Nothing should be left out: output all of the entries exactly.
--- Begin ---
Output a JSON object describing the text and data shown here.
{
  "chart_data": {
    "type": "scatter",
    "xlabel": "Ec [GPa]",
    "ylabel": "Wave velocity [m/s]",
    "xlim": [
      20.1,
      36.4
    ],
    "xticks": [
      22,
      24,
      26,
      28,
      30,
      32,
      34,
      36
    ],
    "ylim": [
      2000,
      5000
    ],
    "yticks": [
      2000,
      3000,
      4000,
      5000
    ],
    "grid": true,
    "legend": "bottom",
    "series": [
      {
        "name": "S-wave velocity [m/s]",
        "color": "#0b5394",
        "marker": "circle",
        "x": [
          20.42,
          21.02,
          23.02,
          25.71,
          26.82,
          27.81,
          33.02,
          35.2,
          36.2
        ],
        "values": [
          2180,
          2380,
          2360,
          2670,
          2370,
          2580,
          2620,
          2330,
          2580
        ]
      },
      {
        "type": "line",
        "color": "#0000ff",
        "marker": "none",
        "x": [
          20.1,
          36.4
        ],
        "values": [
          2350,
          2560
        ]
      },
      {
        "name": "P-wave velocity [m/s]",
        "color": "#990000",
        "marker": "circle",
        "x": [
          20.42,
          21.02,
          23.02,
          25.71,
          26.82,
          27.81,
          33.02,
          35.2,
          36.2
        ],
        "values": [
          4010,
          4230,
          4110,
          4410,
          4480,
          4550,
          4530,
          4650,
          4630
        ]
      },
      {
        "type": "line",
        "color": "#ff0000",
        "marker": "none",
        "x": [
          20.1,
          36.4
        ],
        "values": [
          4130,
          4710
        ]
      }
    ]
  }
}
--- End ---
**The solution**
Output a JSON object describing the text and data shown here.
{
  "chart_data": {
    "type": "scatter",
    "xlabel": "Ec [GPa]",
    "ylabel": "Wave velocity [m/s]",
    "xlim": [
      20.1,
      36.4
    ],
    "xticks": [
      22,
      24,
      26,
      28,
      30,
      32,
      34,
      36
    ],
    "ylim": [
      2000,
      5000
    ],
    "yticks": [
      2000,
      3000,
      4000,
      5000
    ],
    "grid": true,
    "legend": "bottom",
    "series": [
      {
        "name": "S-wave velocity [m/s]",
        "color": "#0b5394",
        "marker": "circle",
        "x": [
          20.42,
          21.02,
          23.02,
          25.71,
          26.82,
          27.81,
          33.02,
          35.2,
          36.2
        ],
        "values": [
          2180,
          2380,
          2360,
          2670,
          2370,
          2580,
          2620,
          2330,
          2580
        ]
      },
      {
        "type": "line",
        "color": "#0000ff",
        "marker": "none",
        "x": [
          20.1,
          36.4
        ],
        "values": [
          2350,
          2560
        ]
      },
      {
        "name": "P-wave velocity [m/s]",
        "color": "#990000",
        "marker": "circle",
        "x": [
          20.42,
          21.02,
          23.02,
          25.71,
          26.82,
          27.81,
          33.02,
          35.2,
          36.2
        ],
        "values": [
          4010,
          4230,
          4110,
          4410,
          4480,
          4550,
          4530,
          4650,
          4630
        ]
      },
      {
        "type": "line",
        "color": "#ff0000",
        "marker": "none",
        "x": [
          20.1,
          36.4
        ],
        "values": [
          4130,
          4710
        ]
      }
    ]
  }
}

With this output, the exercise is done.